>> START RECORD SET

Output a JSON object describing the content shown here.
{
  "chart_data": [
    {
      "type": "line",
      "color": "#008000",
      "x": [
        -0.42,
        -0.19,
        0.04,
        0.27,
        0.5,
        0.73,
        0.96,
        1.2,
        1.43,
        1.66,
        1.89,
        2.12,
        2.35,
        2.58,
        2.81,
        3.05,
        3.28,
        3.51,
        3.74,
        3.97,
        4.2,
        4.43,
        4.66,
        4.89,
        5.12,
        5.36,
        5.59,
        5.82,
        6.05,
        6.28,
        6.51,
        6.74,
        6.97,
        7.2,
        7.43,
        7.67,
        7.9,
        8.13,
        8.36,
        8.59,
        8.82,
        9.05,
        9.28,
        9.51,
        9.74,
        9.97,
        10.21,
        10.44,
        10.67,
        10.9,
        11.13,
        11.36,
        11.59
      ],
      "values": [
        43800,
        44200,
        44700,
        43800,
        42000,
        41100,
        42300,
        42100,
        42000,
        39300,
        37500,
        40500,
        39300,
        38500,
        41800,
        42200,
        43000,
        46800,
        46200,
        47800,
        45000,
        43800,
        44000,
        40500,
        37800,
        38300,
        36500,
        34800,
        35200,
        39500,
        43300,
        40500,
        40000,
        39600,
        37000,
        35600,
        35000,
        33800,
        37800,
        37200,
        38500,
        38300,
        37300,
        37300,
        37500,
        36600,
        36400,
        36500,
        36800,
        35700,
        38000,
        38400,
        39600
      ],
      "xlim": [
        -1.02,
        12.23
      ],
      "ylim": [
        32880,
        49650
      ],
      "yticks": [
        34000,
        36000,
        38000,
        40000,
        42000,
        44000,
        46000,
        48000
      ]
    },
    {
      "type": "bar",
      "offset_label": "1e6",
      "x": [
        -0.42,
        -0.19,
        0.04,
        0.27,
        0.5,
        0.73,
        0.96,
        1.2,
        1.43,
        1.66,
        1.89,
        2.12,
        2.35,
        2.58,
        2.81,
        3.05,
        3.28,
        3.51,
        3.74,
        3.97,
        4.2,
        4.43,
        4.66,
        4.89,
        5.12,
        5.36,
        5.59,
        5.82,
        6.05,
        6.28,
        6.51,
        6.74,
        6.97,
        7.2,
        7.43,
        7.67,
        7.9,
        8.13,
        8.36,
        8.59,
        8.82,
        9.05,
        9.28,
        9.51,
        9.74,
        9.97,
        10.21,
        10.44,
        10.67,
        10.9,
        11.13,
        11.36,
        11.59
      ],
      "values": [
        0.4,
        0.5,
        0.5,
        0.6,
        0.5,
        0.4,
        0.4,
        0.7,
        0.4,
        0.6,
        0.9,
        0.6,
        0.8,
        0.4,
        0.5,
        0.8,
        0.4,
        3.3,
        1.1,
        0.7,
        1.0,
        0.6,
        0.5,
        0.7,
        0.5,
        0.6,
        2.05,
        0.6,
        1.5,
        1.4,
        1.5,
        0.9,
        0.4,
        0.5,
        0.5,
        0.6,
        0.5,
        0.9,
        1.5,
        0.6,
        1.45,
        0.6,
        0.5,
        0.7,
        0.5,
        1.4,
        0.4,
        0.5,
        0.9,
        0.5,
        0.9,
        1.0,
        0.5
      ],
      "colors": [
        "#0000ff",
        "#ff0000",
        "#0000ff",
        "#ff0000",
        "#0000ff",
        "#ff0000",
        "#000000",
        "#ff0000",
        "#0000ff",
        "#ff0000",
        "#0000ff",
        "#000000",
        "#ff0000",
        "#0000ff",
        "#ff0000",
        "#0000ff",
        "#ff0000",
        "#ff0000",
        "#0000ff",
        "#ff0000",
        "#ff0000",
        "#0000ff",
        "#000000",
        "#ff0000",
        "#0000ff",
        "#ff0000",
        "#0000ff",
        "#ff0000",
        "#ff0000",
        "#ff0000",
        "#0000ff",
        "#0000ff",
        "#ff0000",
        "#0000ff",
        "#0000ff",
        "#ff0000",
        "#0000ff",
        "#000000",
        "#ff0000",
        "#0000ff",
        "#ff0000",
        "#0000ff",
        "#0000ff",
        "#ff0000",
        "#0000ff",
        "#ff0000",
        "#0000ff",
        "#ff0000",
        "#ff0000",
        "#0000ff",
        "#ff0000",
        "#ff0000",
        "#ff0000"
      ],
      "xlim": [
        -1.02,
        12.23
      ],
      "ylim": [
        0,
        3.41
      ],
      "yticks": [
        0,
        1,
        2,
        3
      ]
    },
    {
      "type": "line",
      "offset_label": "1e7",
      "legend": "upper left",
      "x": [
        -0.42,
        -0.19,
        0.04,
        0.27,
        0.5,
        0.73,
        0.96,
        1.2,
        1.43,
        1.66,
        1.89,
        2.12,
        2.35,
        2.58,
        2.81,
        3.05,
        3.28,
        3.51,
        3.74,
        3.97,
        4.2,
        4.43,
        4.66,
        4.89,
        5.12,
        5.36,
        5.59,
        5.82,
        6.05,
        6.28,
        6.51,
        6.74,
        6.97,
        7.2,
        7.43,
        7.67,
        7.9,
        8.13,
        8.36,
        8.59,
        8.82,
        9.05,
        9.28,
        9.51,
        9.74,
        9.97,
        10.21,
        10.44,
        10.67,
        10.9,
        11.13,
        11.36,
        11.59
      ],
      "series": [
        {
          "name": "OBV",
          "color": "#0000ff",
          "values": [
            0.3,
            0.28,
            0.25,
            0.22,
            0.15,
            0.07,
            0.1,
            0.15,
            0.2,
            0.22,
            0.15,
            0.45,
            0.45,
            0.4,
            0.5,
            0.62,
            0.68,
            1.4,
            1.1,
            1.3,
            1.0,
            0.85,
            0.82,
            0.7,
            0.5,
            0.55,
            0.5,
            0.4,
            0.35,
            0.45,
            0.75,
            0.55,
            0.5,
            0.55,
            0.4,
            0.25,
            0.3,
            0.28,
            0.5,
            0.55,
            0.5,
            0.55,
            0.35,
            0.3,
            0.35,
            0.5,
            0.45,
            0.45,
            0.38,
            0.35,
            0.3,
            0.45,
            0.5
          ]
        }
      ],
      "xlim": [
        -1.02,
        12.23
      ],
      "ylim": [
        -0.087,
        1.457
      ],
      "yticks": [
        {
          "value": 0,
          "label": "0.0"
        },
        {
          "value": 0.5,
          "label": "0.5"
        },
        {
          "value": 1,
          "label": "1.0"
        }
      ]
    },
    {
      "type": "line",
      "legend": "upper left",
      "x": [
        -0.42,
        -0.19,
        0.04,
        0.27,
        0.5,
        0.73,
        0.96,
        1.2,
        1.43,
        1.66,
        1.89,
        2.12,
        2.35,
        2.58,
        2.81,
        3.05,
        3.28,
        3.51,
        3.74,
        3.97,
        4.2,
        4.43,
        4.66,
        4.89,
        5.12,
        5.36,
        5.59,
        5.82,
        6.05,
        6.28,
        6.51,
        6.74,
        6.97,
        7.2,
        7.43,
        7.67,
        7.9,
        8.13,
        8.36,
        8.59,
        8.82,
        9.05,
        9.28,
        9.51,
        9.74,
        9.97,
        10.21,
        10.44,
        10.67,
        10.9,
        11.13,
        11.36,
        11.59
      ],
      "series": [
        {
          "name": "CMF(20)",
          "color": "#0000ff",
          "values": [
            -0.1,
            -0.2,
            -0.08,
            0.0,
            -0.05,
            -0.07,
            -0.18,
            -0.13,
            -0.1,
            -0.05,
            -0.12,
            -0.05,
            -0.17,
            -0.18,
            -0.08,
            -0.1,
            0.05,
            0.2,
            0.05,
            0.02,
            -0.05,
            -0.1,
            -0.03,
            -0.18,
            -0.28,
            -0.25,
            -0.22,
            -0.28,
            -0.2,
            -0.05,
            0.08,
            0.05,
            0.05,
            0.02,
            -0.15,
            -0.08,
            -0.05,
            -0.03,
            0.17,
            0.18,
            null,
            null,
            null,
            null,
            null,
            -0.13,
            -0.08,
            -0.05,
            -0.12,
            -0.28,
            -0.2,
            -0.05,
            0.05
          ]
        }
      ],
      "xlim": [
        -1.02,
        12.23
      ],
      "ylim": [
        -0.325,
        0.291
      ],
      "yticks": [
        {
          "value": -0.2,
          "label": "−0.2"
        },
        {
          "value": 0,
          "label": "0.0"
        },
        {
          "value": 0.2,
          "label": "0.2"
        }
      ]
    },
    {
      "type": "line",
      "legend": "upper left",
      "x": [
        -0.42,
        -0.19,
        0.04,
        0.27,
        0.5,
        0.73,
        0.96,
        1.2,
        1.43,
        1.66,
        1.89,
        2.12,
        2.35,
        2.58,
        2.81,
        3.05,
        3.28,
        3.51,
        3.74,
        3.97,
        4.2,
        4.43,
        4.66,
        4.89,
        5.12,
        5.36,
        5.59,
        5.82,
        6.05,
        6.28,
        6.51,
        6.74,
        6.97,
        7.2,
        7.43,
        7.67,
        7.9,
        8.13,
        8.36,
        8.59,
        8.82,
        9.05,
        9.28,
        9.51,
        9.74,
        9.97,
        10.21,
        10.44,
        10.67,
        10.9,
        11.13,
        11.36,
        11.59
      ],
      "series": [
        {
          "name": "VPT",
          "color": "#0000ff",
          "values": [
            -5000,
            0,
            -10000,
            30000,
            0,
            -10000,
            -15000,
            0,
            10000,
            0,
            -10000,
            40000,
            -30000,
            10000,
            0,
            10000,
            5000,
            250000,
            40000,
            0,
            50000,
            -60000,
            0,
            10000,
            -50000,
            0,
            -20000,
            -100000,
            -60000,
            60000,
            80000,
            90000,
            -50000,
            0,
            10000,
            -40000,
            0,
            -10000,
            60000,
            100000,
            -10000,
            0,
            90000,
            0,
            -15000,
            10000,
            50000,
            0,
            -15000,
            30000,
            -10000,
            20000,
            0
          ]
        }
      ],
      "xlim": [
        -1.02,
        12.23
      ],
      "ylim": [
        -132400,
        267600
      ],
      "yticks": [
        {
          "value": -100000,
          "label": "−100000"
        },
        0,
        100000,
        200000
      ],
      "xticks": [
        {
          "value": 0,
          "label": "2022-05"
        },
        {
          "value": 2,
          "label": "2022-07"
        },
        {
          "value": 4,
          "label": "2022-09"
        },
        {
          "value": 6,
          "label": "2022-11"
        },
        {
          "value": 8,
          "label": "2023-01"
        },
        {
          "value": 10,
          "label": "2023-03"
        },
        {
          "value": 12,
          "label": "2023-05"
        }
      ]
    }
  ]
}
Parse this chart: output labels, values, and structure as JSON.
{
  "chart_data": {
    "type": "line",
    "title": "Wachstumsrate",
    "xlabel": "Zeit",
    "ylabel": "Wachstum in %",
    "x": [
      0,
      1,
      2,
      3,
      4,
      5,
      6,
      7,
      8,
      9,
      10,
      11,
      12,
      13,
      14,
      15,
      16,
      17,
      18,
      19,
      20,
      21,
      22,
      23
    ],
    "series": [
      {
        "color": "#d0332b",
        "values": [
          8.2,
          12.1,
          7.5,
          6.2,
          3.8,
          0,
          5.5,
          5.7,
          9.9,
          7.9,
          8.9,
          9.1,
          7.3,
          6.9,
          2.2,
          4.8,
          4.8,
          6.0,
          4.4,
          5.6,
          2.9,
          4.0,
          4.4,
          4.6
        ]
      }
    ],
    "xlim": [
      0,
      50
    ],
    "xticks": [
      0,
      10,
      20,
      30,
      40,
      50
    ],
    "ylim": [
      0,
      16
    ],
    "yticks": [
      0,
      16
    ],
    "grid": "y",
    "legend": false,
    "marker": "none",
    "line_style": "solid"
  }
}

>> END RECORD SET

EXERCISE | Answer with one number: how many lines of the entries above include the word "JSON".

EXERCISE SOLUTION | 2